Getting Past Prejudices with the Musical Rent

The warning signs outside the theater were ominous: “Adult content not suitable for children.”  Looking around as we entered, I had to remember that the college-age students there were not children.  That’s hard to do when you have offspring older than most present, including the actors performing the show.  Carol and I were there by assignment to see the musical “Rent,” the Tony and Pulitzer award winning rock-opera drama about life in New York’s Lower East Side in the late 1980’s.  It takes place in the neighborhood known as Alphabet City, an area primarily inhabited by bohemian young people wanting to break into theater, TV or music.  Sadly, the area also had high levels of illegal drug activity, violent crime and HIV/AIDS.

Undoubtedly the themes of homosexuality, AIDS, drug addiction and homelessness prompted the warnings about the adult content.  The characters include a gay male couple in which both partners have AIDS, an on-again/off-again lesbian couple, and a straight couple in which both partners have AIDS and both have a history of intravenous drug use.  It’s not exactly “You’re a Good Man, Charlie Brown,” and was written intentionally to shake things up, but also to address the concepts of love, loss and community.  Those are the themes that I would like to address in this essay.  If we can overcome bigotry and be compassionate towards people living with AIDS for a few moments then we can be uplifted by some beautiful elements of Rent.

• **Data**:
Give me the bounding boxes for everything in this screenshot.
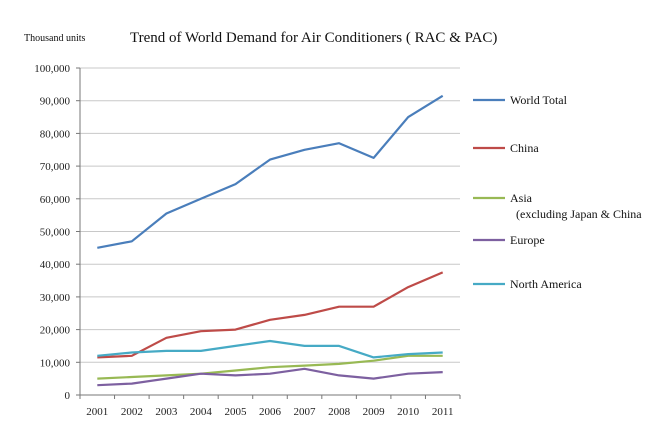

• **Problem statement**: Pick up the essay about the musical Rent after its final sentence and keep writing it.

• **Exercise output**:
I’ll admit I was a little put-off when I read some of the articles and reviews of the play in advance of witnessing the production.  I wanted to know more about the story before I saw it.  I like to think I’m not homophobic but from what I had read in some reviews, the lifestyle went beyond mere portrayal; it was celebrated, endorsed and flaunted in your face.  I didn’t want to see that.  I’m old-fashioned in that I believe that some things should be left private, and sexual activity is one of them.  However, the production that we saw must have been a tamed-down version because there was only occasional gay kissing and touching, nothing too disturbing.  I was more bothered by the decibels of the musicians, which sometimes drowned out the singers.

Outstanding Music

The songs in Rent are the first of the beautiful and uplifting elements that I noticed.  The entire play is a musical.  It seemed like there were very few lines spoken that were not actually sung.  Even the hilarious little phone messages peppered throughout the play were delightfully sung to us, adding much entertainment to the dramatic production.  Who hasn’t heard “Seasons of Love,” especially since it has been playing in some TV commercial lately?  Although not particularly uplifting to me, La Vie Boheme was immensely entertaining.  Other enjoyable songs included Your Eyes, Goodbye Love, Light My Candle, Tango Maureen, Out Tonight, One Song Glory, I Should Tell You, Take Me Or Leave Me, No Day But Today, and Living in America.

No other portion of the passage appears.